> **Data supplied**
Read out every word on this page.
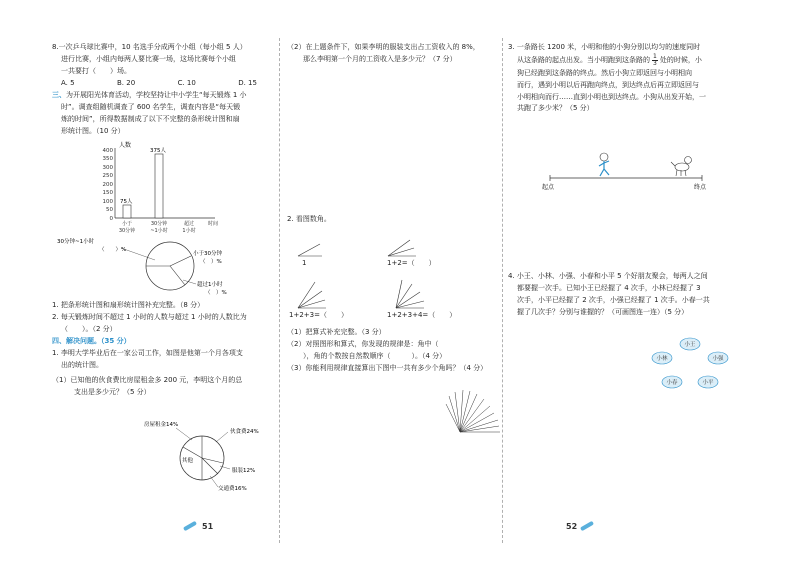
8.一次乒乓球比赛中，10 名选手分成两个小组（每小组 5 人）
进行比赛，小组内每两人要比赛一场，这场比赛每个小组
一共要打（　　）场。
A. 5	B. 20	C. 10	D. 15
三、为开展阳光体育活动，学校坚持让中小学生“每天锻炼 1 小
时”。调查组随机调查了 600 名学生，调查内容是“每天锻
炼的时间”，所得数据制成了以下不完整的条形统计图和扇
形统计图。（10 分）
人数
400
350
300
250
200
150
100
50
0
75人
375人
小于
30分钟
30分钟
~1小时
超过
1小时
时间
30分钟~1小时
（　　）%
小于30分钟
（　）%
超过1小时
（　）%
1. 把条形统计图和扇形统计图补充完整。（8 分）
2. 每天锻炼时间不超过 1 小时的人数与超过 1 小时的人数比为
（　　）。（2 分）
四、解决问题。（35 分）
1. 李明大学毕业后在一家公司工作，如图是他第一个月各项支
出的统计图。
（1）已知他的伙食费比房屋租金多 200 元，李明这个月的总
支出是多少元？（5 分）
房屋租金14%
伙食费24%
其他
服装12%
交通费16%
51
（2）在上题条件下，如果李明的服装支出占工资收入的 8%，
那么李明第一个月的工资收入是多少元？（7 分）
2. 看图数角。
1	1+2=（　　）
1+2+3=（　　）	1+2+3+4=（　　）
（1）把算式补充完整。（3 分）
（2）对照图形和算式，你发现的规律是：角中（
），角的个数按自然数顺序（　　　）。（4 分）
（3）你能利用规律直接算出下图中一共有多少个角吗？（4 分）
3. 一条路长 1200 米，小明和他的小狗分别以均匀的速度同时
从这条路的起点出发。当小明跑到这条路的 1
3 处的时候，小
狗已经跑到这条路的终点。然后小狗立即返回与小明相向
而行，遇到小明以后再跑向终点，到达终点后再立即返回与
小明相向而行……直到小明也到达终点。小狗从出发开始，一
共跑了多少米？（5 分）
起点	终点
4. 小王、小林、小强、小春和小平 5 个好朋友聚会，每两人之间
都要握一次手。已知小王已经握了 4 次手，小林已经握了 3
次手，小平已经握了 2 次手，小强已经握了 1 次手。小春一共
握了几次手？分别与谁握的？（可画图连一连）（5 分）
小王
小林	小强
小春	小平
52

> **Given problem**
Pictures in the records above should not be copied. Repeat everything else exactly.

> **Complete answer**
Read out every word on this page.
8.一次乒乓球比赛中，10 名选手分成两个小组（每小组 5 人）
进行比赛，小组内每两人要比赛一场，这场比赛每个小组
一共要打（　　）场。
A. 5	B. 20	C. 10	D. 15
三、为开展阳光体育活动，学校坚持让中小学生“每天锻炼 1 小
时”。调查组随机调查了 600 名学生，调查内容是“每天锻
炼的时间”，所得数据制成了以下不完整的条形统计图和扇
形统计图。（10 分）
人数
400
350
300
250
200
150
100
50
0
75人
375人
小于
30分钟
30分钟
~1小时
超过
1小时
时间
30分钟~1小时
（　　）%
小于30分钟
（　）%
超过1小时
（　）%
1. 把条形统计图和扇形统计图补充完整。（8 分）
2. 每天锻炼时间不超过 1 小时的人数与超过 1 小时的人数比为
（　　）。（2 分）
四、解决问题。（35 分）
1. 李明大学毕业后在一家公司工作，如图是他第一个月各项支
出的统计图。
（1）已知他的伙食费比房屋租金多 200 元，李明这个月的总
支出是多少元？（5 分）
房屋租金14%
伙食费24%
其他
服装12%
交通费16%
51
（2）在上题条件下，如果李明的服装支出占工资收入的 8%，
那么李明第一个月的工资收入是多少元？（7 分）
2. 看图数角。
1	1+2=（　　）
1+2+3=（　　）	1+2+3+4=（　　）
（1）把算式补充完整。（3 分）
（2）对照图形和算式，你发现的规律是：角中（
），角的个数按自然数顺序（　　　）。（4 分）
（3）你能利用规律直接算出下图中一共有多少个角吗？（4 分）
3. 一条路长 1200 米，小明和他的小狗分别以均匀的速度同时
从这条路的起点出发。当小明跑到这条路的 1
3 处的时候，小
狗已经跑到这条路的终点。然后小狗立即返回与小明相向
而行，遇到小明以后再跑向终点，到达终点后再立即返回与
小明相向而行……直到小明也到达终点。小狗从出发开始，一
共跑了多少米？（5 分）
起点	终点
4. 小王、小林、小强、小春和小平 5 个好朋友聚会，每两人之间
都要握一次手。已知小王已经握了 4 次手，小林已经握了 3
次手，小平已经握了 2 次手，小强已经握了 1 次手。小春一共
握了几次手？分别与谁握的？（可画图连一连）（5 分）
小王
小林	小强
小春	小平
52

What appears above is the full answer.